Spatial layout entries
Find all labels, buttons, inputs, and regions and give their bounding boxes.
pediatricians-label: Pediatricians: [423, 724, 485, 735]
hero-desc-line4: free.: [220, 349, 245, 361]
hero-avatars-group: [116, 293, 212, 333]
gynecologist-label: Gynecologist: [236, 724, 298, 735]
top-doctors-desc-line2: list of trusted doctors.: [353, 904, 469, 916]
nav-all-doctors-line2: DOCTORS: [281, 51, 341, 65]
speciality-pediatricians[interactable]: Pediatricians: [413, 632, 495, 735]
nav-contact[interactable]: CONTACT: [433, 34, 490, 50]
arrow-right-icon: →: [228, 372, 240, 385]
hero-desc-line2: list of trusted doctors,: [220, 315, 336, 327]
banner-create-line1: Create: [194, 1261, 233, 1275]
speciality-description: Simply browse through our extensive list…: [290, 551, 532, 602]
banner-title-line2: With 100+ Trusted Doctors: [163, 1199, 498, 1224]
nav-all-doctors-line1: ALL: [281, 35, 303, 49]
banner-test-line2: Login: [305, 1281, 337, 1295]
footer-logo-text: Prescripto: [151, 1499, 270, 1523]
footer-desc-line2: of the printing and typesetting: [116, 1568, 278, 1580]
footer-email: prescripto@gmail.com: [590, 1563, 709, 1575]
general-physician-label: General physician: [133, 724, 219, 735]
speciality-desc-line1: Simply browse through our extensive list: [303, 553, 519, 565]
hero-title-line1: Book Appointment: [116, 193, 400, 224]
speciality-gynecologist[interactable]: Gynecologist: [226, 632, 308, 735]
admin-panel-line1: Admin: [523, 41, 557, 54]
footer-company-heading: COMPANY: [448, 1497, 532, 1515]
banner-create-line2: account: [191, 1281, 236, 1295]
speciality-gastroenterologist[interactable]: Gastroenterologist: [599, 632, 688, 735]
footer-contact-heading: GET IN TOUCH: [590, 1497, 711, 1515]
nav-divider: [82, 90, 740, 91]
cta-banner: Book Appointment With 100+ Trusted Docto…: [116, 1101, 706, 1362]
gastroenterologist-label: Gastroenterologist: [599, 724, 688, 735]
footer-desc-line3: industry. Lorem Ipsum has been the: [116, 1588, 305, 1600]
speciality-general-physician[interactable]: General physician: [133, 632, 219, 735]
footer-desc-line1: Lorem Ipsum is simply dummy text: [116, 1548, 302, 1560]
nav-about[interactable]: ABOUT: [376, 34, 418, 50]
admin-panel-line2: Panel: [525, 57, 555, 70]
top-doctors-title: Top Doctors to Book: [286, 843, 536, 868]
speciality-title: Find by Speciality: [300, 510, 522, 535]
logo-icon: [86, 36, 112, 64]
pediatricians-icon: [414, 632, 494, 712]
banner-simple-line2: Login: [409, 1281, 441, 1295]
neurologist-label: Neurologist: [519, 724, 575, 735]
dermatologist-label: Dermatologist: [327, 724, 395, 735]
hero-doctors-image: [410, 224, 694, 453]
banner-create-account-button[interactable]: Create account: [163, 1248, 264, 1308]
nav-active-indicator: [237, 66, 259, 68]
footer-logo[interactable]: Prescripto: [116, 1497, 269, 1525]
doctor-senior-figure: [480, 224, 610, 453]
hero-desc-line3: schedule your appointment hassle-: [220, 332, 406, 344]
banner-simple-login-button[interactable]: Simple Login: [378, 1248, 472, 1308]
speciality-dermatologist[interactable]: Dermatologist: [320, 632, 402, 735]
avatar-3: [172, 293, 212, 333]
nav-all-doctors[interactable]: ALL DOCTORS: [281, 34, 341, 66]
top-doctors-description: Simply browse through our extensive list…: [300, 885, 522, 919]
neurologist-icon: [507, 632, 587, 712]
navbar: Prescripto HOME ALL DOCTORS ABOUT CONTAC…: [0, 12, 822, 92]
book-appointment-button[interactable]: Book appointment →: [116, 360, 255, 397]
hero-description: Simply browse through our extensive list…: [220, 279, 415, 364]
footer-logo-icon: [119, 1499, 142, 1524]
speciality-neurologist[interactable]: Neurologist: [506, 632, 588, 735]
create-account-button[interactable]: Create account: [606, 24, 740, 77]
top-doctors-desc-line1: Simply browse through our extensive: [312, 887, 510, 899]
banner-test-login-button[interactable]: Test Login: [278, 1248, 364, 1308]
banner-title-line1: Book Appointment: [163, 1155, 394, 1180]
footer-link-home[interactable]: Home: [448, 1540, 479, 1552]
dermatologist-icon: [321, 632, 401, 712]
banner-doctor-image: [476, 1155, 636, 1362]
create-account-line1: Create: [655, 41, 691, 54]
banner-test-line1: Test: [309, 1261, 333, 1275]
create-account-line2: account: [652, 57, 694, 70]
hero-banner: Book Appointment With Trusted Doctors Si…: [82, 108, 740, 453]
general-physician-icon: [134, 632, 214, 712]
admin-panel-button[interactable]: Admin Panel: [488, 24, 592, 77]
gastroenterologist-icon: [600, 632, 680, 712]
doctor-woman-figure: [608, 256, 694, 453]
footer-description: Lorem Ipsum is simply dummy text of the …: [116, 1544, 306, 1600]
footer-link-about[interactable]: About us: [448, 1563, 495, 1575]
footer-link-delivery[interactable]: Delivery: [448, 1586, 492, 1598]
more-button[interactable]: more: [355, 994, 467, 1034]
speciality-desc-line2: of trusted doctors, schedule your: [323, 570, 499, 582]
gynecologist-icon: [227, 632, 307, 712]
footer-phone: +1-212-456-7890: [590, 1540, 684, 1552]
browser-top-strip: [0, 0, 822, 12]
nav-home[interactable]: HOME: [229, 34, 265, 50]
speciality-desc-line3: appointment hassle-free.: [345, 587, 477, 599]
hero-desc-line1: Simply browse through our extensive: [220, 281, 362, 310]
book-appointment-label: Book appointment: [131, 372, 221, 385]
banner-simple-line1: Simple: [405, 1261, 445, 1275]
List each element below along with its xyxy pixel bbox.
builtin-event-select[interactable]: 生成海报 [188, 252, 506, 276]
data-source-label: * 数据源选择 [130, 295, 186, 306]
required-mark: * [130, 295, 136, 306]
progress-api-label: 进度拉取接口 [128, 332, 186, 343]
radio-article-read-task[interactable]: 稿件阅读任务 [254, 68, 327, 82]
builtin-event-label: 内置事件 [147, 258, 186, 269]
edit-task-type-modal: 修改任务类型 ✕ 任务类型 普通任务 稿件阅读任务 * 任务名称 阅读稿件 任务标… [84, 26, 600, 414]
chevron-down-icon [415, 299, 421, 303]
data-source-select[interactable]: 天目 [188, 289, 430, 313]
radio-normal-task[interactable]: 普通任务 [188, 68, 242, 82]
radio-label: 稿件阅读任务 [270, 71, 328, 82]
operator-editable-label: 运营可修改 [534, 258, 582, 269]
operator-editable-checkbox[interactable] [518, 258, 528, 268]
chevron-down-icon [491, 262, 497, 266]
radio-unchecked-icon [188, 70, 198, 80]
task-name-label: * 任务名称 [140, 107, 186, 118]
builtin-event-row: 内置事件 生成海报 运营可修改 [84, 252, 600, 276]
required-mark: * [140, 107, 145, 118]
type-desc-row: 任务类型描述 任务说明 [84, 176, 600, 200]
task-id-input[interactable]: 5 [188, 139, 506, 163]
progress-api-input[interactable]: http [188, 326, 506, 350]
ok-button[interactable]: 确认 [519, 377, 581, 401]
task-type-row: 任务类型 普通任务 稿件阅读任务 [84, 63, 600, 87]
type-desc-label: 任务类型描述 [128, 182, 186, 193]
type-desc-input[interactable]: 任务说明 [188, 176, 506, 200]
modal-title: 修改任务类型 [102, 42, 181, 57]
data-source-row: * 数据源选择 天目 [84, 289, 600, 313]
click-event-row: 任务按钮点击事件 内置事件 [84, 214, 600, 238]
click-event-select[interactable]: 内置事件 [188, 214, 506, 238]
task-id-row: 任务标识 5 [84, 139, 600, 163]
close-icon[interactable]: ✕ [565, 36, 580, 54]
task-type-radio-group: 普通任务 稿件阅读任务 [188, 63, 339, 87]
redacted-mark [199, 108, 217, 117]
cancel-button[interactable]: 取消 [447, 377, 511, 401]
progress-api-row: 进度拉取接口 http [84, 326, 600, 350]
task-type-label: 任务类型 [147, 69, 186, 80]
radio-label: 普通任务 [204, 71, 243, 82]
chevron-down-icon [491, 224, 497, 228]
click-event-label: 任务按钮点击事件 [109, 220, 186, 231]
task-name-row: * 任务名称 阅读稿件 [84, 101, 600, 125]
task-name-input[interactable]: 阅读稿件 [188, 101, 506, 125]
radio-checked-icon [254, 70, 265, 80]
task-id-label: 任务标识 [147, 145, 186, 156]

YOUR TASK ▸ Lay out the lines of the entries above as a numbered list, starting at the first line and ending at the line that contains "632, 308, 735]", and leave out any blank lines.

RESPONSE BELOW ▸
1. Find all labels, buttons, inputs, and regions and give their bounding boxes.
2. pediatricians-label: Pediatricians: [423, 724, 485, 735]
3. hero-desc-line4: free.: [220, 349, 245, 361]
4. hero-avatars-group: [116, 293, 212, 333]
5. gynecologist-label: Gynecologist: [236, 724, 298, 735]
6. top-doctors-desc-line2: list of trusted doctors.: [353, 904, 469, 916]
7. nav-all-doctors-line2: DOCTORS: [281, 51, 341, 65]
8. speciality-pediatricians[interactable]: Pediatricians: [413, 632, 495, 735]
9. nav-contact[interactable]: CONTACT: [433, 34, 490, 50]
10. arrow-right-icon: →: [228, 372, 240, 385]
11. hero-desc-line2: list of trusted doctors,: [220, 315, 336, 327]
12. banner-create-line1: Create: [194, 1261, 233, 1275]
13. speciality-description: Simply browse through our extensive list…: [290, 551, 532, 602]
14. banner-title-line2: With 100+ Trusted Doctors: [163, 1199, 498, 1224]
15. nav-all-doctors-line1: ALL: [281, 35, 303, 49]
16. banner-test-line2: Login: [305, 1281, 337, 1295]
17. footer-logo-text: Prescripto: [151, 1499, 270, 1523]
18. footer-desc-line2: of the printing and typesetting: [116, 1568, 278, 1580]
19. footer-email: prescripto@gmail.com: [590, 1563, 709, 1575]
20. general-physician-label: General physician: [133, 724, 219, 735]
21. speciality-desc-line1: Simply browse through our extensive list: [303, 553, 519, 565]
22. hero-title-line1: Book Appointment: [116, 193, 400, 224]
23. speciality-gynecologist[interactable]: Gynecologist: [226, 632, 308, 735]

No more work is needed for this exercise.